**Work to be completed:** Could you report every line of the listing below that holds the word "mellan"?
***
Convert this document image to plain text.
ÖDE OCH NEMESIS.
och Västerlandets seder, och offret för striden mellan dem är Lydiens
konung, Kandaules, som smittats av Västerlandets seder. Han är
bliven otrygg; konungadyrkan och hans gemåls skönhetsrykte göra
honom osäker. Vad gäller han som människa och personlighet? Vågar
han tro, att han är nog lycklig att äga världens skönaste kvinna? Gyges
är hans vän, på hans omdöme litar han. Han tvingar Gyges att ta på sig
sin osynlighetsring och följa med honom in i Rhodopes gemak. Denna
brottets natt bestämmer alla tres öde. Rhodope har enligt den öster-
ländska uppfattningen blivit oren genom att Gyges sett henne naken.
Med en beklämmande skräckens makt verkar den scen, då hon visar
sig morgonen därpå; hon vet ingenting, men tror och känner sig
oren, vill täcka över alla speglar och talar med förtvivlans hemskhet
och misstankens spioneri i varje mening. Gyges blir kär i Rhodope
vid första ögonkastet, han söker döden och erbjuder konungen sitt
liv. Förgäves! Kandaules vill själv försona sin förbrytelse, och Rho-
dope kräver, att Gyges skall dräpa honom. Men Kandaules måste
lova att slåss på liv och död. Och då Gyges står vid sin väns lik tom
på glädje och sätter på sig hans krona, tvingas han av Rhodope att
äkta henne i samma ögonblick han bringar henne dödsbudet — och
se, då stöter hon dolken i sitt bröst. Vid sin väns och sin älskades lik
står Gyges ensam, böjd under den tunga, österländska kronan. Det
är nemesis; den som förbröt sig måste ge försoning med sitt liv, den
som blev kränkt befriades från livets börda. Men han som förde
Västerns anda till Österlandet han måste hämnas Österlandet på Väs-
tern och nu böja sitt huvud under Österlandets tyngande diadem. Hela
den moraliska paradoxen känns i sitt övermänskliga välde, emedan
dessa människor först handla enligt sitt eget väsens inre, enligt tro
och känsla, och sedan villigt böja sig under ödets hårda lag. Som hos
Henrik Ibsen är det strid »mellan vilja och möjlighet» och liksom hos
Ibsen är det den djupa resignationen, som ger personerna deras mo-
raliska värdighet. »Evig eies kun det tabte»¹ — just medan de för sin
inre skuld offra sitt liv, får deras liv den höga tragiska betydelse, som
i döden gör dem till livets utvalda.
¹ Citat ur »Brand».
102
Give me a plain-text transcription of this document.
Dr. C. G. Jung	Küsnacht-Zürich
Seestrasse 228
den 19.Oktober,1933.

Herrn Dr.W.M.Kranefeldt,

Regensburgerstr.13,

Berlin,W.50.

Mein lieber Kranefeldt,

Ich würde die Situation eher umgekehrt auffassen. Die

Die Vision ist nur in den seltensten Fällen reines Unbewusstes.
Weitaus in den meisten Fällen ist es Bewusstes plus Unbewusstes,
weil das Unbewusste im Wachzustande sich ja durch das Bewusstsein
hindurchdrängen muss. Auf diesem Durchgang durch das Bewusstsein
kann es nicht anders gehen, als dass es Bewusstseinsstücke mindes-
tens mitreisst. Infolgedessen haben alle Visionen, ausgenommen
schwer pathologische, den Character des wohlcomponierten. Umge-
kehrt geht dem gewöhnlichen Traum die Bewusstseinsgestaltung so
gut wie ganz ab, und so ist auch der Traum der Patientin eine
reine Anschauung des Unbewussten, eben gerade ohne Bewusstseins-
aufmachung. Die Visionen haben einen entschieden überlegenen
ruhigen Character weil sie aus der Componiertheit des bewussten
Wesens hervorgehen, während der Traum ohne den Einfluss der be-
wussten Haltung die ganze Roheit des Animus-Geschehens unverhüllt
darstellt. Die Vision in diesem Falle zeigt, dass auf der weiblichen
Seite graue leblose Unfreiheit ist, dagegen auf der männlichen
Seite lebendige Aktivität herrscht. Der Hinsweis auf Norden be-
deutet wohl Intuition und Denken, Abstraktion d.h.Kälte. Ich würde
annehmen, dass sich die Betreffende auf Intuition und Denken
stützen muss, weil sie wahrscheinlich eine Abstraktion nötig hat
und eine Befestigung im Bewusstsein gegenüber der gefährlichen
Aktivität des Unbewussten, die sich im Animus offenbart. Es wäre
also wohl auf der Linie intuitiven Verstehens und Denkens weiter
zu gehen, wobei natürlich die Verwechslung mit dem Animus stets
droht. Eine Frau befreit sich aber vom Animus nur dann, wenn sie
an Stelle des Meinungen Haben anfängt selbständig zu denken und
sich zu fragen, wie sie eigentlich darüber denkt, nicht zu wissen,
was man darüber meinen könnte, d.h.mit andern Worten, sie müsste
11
***
**Exercise output:**
och Västerlandets seder, och offret för striden mellan dem är Lydiens
Henrik Ibsen är det strid »mellan vilja och möjlighet» och liksom hos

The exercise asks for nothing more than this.